►

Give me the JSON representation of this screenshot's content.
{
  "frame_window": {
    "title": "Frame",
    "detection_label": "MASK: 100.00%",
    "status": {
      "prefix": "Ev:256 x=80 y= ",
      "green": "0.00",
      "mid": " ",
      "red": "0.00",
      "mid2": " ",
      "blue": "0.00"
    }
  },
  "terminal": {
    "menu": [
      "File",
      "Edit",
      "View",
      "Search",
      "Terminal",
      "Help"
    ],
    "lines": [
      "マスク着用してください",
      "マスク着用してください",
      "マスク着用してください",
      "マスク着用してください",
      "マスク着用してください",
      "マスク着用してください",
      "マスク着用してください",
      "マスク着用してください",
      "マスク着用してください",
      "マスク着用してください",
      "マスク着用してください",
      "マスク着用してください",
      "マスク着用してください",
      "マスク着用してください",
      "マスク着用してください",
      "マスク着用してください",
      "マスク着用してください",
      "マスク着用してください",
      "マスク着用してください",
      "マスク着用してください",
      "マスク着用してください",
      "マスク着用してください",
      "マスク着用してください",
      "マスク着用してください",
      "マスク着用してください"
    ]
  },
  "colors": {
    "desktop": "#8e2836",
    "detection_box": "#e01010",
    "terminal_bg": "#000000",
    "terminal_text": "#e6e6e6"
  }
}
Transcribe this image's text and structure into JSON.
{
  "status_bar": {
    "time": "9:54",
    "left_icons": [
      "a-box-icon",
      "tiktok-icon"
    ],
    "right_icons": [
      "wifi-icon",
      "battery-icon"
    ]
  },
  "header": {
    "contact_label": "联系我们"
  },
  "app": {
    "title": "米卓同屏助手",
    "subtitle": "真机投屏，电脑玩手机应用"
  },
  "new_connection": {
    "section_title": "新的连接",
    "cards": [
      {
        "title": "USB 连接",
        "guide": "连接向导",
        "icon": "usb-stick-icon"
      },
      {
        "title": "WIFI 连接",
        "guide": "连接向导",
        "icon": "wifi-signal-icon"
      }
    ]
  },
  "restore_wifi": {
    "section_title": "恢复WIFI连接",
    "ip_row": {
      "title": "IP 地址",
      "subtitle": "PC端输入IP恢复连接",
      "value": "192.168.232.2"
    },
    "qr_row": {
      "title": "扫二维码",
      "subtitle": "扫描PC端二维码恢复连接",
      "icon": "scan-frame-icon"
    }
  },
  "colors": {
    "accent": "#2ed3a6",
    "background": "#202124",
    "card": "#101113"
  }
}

◄

### Exercise aim
Restate every record exactly, leaving nothing out.

### Written response
Give me the JSON representation of this screenshot's content.
{
  "frame_window": {
    "title": "Frame",
    "detection_label": "MASK: 100.00%",
    "status": {
      "prefix": "Ev:256 x=80 y= ",
      "green": "0.00",
      "mid": " ",
      "red": "0.00",
      "mid2": " ",
      "blue": "0.00"
    }
  },
  "terminal": {
    "menu": [
      "File",
      "Edit",
      "View",
      "Search",
      "Terminal",
      "Help"
    ],
    "lines": [
      "マスク着用してください",
      "マスク着用してください",
      "マスク着用してください",
      "マスク着用してください",
      "マスク着用してください",
      "マスク着用してください",
      "マスク着用してください",
      "マスク着用してください",
      "マスク着用してください",
      "マスク着用してください",
      "マスク着用してください",
      "マスク着用してください",
      "マスク着用してください",
      "マスク着用してください",
      "マスク着用してください",
      "マスク着用してください",
      "マスク着用してください",
      "マスク着用してください",
      "マスク着用してください",
      "マスク着用してください",
      "マスク着用してください",
      "マスク着用してください",
      "マスク着用してください",
      "マスク着用してください",
      "マスク着用してください"
    ]
  },
  "colors": {
    "desktop": "#8e2836",
    "detection_box": "#e01010",
    "terminal_bg": "#000000",
    "terminal_text": "#e6e6e6"
  }
}
Transcribe this image's text and structure into JSON.
{
  "status_bar": {
    "time": "9:54",
    "left_icons": [
      "a-box-icon",
      "tiktok-icon"
    ],
    "right_icons": [
      "wifi-icon",
      "battery-icon"
    ]
  },
  "header": {
    "contact_label": "联系我们"
  },
  "app": {
    "title": "米卓同屏助手",
    "subtitle": "真机投屏，电脑玩手机应用"
  },
  "new_connection": {
    "section_title": "新的连接",
    "cards": [
      {
        "title": "USB 连接",
        "guide": "连接向导",
        "icon": "usb-stick-icon"
      },
      {
        "title": "WIFI 连接",
        "guide": "连接向导",
        "icon": "wifi-signal-icon"
      }
    ]
  },
  "restore_wifi": {
    "section_title": "恢复WIFI连接",
    "ip_row": {
      "title": "IP 地址",
      "subtitle": "PC端输入IP恢复连接",
      "value": "192.168.232.2"
    },
    "qr_row": {
      "title": "扫二维码",
      "subtitle": "扫描PC端二维码恢复连接",
      "icon": "scan-frame-icon"
    }
  },
  "colors": {
    "accent": "#2ed3a6",
    "background": "#202124",
    "card": "#101113"
  }
}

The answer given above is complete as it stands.